**INSTRUCTIONS TO FOLLOW:** Write out the entries below once more, exactly, with the pictures left out.

**RECORDS SHOWN:**

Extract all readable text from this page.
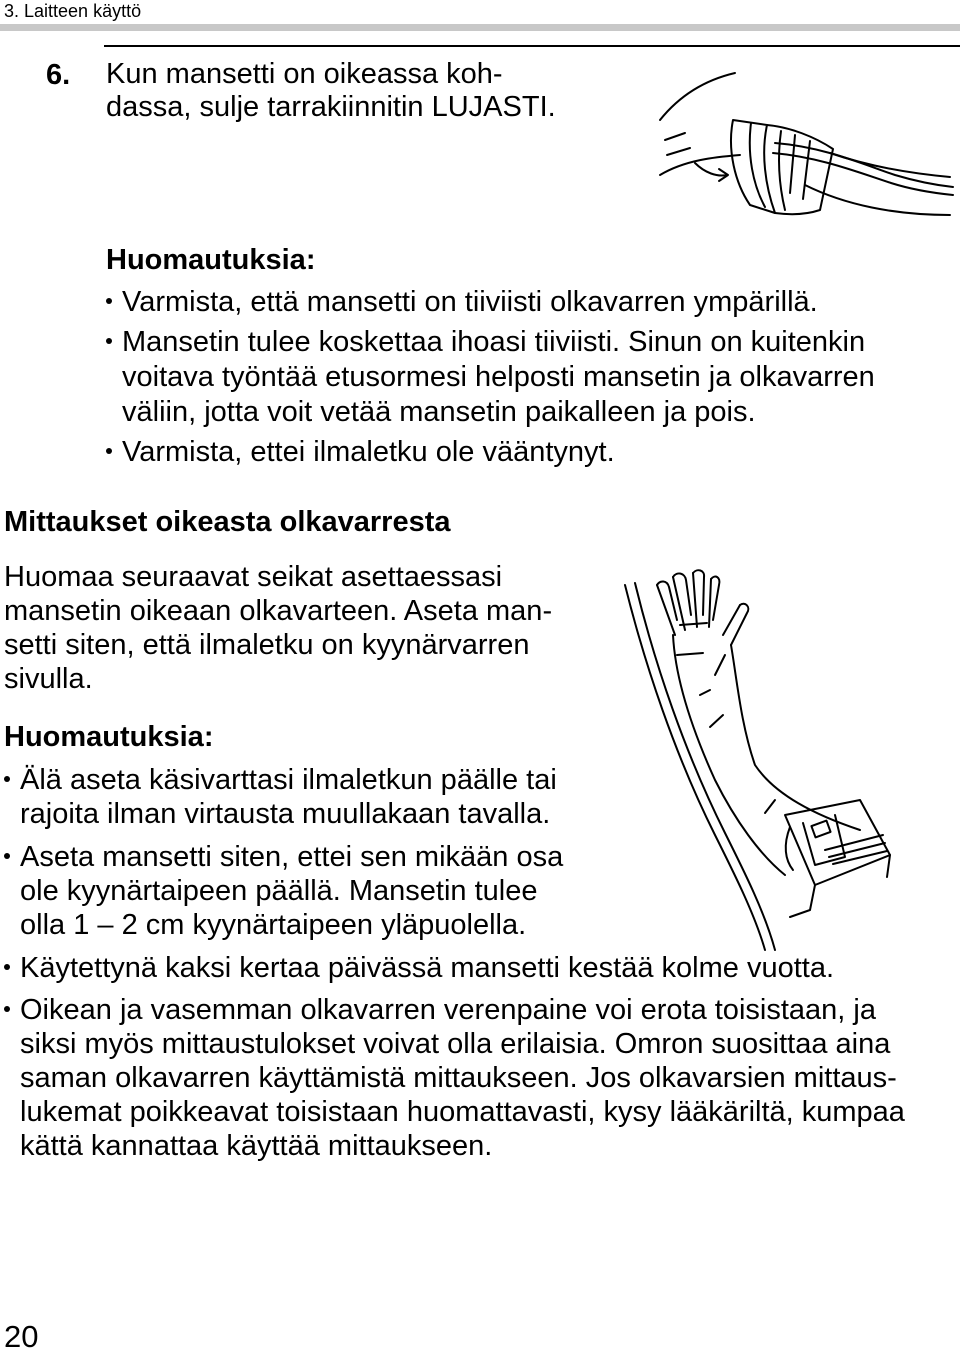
3. Laitteen käyttö
6. Kun mansetti on oikeassa koh-
dassa, sulje tarrakiinnitin LUJASTI.
Huomautuksia:
Varmista, että mansetti on tiiviisti olkavarren ympärillä.
Mansetin tulee koskettaa ihoasi tiiviisti. Sinun on kuitenkin
voitava työntää etusormesi helposti mansetin ja olkavarren
väliin, jotta voit vetää mansetin paikalleen ja pois.
Varmista, ettei ilmaletku ole vääntynyt.
Mittaukset oikeasta olkavarresta
Huomaa seuraavat seikat asettaessasi
mansetin oikeaan olkavarteen. Aseta man-
setti siten, että ilmaletku on kyynärvarren
sivulla.
Huomautuksia:
Älä aseta käsivarttasi ilmaletkun päälle tai
rajoita ilman virtausta muullakaan tavalla.
Aseta mansetti siten, ettei sen mikään osa
ole kyynärtaipeen päällä. Mansetin tulee
olla 1 – 2 cm kyynärtaipeen yläpuolella.
Käytettynä kaksi kertaa päivässä mansetti kestää kolme vuotta.
Oikean ja vasemman olkavarren verenpaine voi erota toisistaan, ja
siksi myös mittaustulokset voivat olla erilaisia. Omron suosittaa aina
saman olkavarren käyttämistä mittaukseen. Jos olkavarsien mittaus-
lukemat poikkeavat toisistaan huomattavasti, kysy lääkäriltä, kumpaa
kättä kannattaa käyttää mittaukseen.
20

**FULL OUTPUT:**
Extract all readable text from this page.
3. Laitteen käyttö
6. Kun mansetti on oikeassa koh-
dassa, sulje tarrakiinnitin LUJASTI.
Huomautuksia:
Varmista, että mansetti on tiiviisti olkavarren ympärillä.
Mansetin tulee koskettaa ihoasi tiiviisti. Sinun on kuitenkin
voitava työntää etusormesi helposti mansetin ja olkavarren
väliin, jotta voit vetää mansetin paikalleen ja pois.
Varmista, ettei ilmaletku ole vääntynyt.
Mittaukset oikeasta olkavarresta
Huomaa seuraavat seikat asettaessasi
mansetin oikeaan olkavarteen. Aseta man-
setti siten, että ilmaletku on kyynärvarren
sivulla.
Huomautuksia:
Älä aseta käsivarttasi ilmaletkun päälle tai
rajoita ilman virtausta muullakaan tavalla.
Aseta mansetti siten, ettei sen mikään osa
ole kyynärtaipeen päällä. Mansetin tulee
olla 1 – 2 cm kyynärtaipeen yläpuolella.
Käytettynä kaksi kertaa päivässä mansetti kestää kolme vuotta.
Oikean ja vasemman olkavarren verenpaine voi erota toisistaan, ja
siksi myös mittaustulokset voivat olla erilaisia. Omron suosittaa aina
saman olkavarren käyttämistä mittaukseen. Jos olkavarsien mittaus-
lukemat poikkeavat toisistaan huomattavasti, kysy lääkäriltä, kumpaa
kättä kannattaa käyttää mittaukseen.
20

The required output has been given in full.